## DO THIS
State how many lines hold the word "hour", with no other words.

++++++++

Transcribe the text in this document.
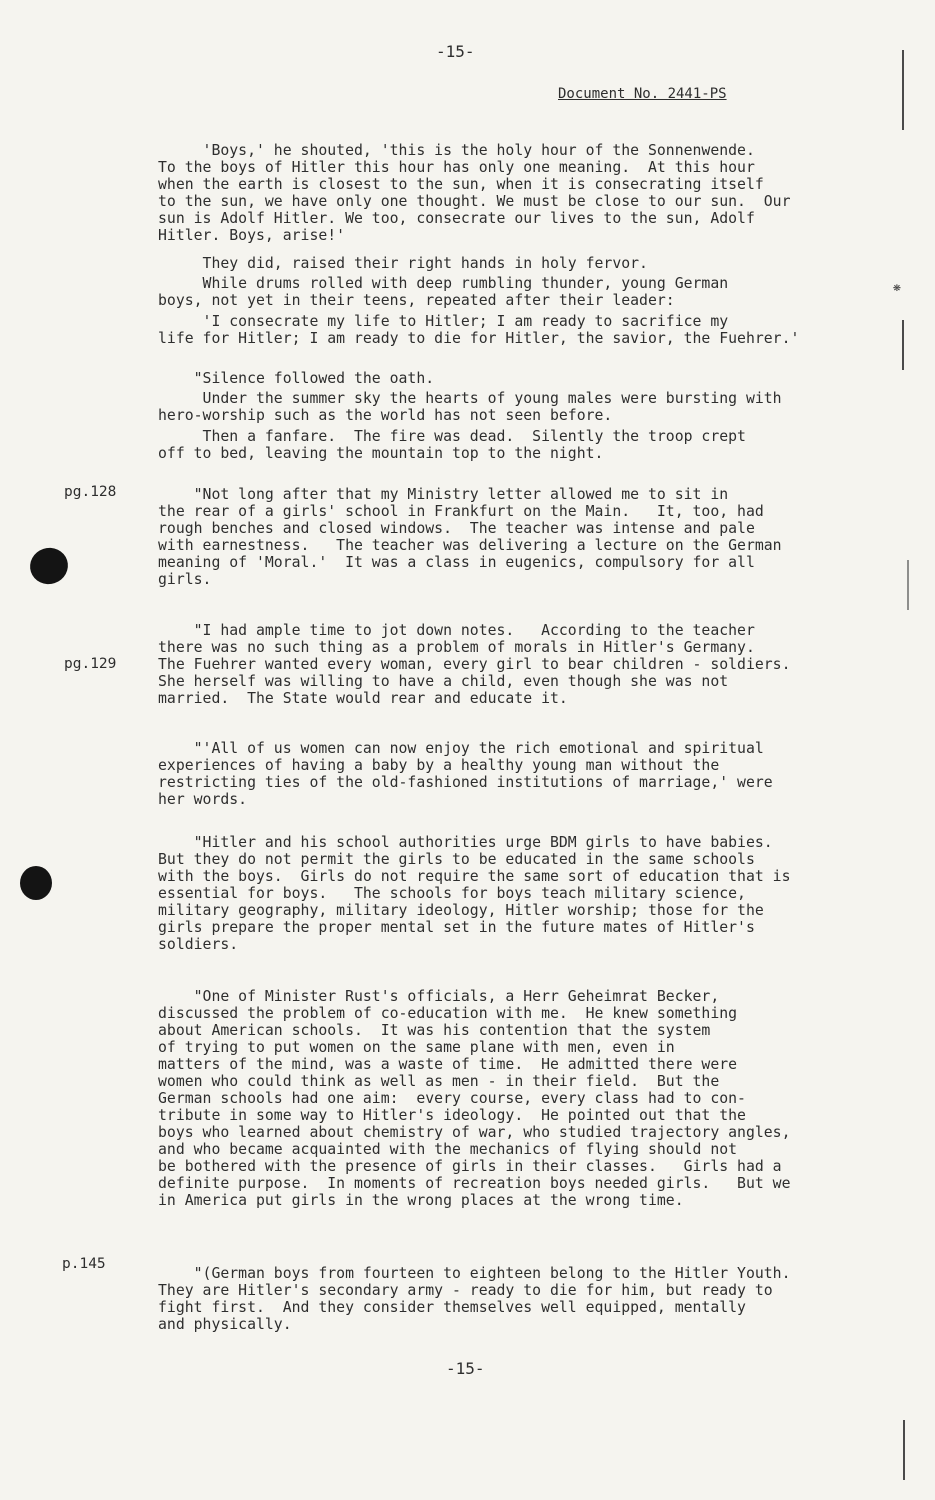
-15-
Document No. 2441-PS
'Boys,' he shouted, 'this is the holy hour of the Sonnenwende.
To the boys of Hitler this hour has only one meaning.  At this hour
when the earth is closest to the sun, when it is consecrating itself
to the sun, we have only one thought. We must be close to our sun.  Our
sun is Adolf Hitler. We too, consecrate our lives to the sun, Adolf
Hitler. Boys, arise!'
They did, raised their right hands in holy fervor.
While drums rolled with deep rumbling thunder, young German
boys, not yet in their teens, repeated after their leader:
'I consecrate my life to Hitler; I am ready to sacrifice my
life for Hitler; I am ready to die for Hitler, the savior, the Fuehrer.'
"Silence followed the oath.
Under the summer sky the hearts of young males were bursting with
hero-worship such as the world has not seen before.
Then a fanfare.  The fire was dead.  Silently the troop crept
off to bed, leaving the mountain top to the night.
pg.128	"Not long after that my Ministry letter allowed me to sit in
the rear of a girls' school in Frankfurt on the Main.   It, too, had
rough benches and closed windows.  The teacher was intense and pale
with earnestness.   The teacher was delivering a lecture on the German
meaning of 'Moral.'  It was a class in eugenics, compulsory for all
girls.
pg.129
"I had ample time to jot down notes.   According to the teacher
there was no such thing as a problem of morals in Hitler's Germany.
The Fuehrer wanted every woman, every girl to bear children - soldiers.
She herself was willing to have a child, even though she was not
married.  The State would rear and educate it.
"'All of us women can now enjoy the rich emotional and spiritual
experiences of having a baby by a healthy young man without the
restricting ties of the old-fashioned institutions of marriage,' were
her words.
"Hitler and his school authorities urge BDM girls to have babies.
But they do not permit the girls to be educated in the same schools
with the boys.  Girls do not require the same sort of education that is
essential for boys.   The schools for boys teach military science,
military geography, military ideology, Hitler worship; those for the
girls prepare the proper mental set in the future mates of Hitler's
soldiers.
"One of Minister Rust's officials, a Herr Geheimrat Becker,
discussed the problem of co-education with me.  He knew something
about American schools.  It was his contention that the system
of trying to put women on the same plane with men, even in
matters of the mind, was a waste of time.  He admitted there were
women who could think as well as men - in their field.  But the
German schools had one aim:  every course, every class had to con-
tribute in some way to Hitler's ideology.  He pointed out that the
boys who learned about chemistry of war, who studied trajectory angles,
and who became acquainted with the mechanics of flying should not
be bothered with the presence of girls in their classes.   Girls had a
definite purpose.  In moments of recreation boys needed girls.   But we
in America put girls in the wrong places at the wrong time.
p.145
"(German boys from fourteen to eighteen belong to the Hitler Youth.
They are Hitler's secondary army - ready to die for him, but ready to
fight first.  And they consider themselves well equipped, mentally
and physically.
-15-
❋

++++++++

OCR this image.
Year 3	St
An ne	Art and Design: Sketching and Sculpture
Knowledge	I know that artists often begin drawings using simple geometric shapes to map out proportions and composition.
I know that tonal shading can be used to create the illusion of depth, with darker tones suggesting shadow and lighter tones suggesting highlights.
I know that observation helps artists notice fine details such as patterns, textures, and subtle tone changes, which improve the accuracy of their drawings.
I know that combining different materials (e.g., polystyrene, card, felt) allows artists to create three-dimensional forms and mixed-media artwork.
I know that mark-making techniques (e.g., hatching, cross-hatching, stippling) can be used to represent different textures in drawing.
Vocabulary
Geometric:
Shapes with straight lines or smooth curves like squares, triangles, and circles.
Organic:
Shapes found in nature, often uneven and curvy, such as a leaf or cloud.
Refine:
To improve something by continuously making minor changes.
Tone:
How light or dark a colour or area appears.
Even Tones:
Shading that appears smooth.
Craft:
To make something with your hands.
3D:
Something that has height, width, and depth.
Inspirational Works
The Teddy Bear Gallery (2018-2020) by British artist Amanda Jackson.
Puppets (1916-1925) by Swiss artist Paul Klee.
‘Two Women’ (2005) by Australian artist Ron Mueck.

++++++++

## OUTPUT OF THE EXERCISE
2